- _WHAT YOU HAVE TO DO_
Pick out the lines in the listing below that contain the word "assets" and copy them.

- _SUPPLIED MATERIAL_
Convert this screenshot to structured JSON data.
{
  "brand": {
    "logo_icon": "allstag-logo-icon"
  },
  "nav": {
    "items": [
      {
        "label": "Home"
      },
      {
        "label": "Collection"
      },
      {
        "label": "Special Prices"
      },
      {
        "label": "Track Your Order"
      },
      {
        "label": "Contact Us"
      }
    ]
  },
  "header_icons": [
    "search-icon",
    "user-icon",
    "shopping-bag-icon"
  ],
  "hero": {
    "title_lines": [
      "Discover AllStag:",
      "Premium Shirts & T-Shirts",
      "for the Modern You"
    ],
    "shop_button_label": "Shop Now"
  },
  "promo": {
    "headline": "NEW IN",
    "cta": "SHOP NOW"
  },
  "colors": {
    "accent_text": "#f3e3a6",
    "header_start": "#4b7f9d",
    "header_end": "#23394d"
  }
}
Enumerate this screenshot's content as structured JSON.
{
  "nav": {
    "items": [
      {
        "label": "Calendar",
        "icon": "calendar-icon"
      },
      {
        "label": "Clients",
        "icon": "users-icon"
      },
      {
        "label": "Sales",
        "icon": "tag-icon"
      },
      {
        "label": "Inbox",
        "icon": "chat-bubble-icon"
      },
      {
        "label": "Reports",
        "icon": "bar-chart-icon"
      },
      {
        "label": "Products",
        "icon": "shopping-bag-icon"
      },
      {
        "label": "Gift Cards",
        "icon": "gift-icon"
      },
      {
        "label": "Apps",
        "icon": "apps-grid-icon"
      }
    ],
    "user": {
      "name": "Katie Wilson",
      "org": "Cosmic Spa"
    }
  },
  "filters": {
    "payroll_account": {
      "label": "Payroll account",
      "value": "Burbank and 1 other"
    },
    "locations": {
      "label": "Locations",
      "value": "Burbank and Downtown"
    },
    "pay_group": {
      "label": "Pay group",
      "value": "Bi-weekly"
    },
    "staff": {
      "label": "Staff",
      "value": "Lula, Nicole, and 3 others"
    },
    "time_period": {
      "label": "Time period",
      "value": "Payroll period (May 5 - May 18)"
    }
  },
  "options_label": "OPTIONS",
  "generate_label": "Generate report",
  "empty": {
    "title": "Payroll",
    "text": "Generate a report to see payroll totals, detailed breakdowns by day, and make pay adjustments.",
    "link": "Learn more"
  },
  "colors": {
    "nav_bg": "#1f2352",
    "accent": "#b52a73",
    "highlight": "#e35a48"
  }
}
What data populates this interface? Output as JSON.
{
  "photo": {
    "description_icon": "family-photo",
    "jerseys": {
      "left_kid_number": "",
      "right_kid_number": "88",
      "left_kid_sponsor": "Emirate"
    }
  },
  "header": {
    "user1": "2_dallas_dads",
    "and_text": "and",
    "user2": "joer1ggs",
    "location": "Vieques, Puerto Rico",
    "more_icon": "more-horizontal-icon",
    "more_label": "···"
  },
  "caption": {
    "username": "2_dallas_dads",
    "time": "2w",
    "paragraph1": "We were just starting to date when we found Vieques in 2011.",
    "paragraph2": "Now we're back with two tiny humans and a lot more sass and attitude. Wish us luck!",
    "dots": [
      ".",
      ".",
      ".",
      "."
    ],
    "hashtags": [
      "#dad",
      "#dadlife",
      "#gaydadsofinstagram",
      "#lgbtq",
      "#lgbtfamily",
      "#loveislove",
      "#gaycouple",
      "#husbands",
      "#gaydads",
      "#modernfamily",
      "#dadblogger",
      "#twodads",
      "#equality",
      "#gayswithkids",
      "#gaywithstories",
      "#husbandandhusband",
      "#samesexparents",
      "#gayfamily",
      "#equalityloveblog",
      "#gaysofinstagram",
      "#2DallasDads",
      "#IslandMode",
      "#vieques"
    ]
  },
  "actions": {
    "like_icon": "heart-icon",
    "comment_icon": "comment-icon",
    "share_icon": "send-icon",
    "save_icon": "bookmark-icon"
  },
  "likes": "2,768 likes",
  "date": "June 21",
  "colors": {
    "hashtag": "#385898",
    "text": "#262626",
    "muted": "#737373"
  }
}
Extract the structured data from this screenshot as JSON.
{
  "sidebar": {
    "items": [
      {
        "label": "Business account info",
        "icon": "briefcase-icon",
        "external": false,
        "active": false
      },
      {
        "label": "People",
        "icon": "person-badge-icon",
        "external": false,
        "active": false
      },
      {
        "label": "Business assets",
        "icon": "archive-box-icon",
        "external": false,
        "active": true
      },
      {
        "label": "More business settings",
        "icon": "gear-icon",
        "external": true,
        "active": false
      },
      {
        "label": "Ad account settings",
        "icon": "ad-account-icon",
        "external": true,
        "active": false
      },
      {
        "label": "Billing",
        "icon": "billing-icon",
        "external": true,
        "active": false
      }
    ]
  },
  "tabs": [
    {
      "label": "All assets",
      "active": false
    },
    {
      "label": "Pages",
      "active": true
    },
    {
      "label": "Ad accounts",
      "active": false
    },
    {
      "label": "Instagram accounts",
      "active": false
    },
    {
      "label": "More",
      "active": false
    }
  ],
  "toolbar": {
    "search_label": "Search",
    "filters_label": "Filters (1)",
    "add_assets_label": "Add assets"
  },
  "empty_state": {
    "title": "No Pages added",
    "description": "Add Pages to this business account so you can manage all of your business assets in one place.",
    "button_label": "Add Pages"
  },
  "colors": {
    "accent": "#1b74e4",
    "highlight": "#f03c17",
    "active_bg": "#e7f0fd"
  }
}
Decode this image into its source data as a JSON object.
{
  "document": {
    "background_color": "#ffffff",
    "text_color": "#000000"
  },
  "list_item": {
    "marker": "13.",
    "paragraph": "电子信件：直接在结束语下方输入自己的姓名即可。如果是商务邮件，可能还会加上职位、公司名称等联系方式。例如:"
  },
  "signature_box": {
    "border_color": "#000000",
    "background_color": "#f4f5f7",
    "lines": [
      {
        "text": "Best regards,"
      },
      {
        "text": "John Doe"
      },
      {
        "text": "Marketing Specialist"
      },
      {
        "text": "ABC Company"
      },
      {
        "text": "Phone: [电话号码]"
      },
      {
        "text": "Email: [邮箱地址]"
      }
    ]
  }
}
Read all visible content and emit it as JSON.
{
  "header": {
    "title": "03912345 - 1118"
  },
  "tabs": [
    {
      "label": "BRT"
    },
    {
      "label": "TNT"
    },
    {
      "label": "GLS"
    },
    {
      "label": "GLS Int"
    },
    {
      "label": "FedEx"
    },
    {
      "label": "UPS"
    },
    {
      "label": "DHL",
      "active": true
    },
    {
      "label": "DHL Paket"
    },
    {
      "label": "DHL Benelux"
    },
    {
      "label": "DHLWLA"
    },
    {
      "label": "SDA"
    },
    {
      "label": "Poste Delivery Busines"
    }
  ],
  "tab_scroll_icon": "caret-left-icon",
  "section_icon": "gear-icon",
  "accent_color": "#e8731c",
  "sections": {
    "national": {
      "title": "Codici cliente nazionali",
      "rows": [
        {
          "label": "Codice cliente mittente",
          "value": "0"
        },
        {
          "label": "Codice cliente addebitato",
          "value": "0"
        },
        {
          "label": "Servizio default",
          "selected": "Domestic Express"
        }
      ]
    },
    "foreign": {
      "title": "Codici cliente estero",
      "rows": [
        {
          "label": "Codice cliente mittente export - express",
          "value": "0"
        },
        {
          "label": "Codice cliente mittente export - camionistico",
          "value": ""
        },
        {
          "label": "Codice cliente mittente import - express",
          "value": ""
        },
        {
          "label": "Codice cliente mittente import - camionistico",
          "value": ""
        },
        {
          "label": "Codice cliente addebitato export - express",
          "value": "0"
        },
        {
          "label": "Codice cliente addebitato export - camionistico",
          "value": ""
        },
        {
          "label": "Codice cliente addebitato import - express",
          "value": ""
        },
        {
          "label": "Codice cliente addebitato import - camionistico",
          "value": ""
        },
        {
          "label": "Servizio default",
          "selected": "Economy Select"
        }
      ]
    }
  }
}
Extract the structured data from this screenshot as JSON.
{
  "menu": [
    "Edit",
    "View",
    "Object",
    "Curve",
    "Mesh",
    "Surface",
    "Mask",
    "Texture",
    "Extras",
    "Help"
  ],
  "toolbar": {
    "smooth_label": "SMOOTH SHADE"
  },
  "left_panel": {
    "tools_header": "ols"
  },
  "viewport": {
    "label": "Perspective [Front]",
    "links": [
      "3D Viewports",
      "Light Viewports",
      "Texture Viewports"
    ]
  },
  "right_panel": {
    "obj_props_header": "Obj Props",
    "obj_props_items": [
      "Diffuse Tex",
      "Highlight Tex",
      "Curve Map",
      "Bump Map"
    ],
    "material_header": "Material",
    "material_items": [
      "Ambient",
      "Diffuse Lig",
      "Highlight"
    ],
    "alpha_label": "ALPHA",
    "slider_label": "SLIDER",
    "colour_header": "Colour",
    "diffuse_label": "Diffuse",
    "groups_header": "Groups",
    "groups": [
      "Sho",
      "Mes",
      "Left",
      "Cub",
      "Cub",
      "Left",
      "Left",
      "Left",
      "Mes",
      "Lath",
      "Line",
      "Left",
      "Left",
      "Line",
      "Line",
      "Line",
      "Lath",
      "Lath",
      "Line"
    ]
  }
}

- _CORRECT RESULT_
        "label": "Business assets",
      "label": "All assets",
    "add_assets_label": "Add assets"
    "description": "Add Pages to this business account so you can manage all of your business assets in one place.",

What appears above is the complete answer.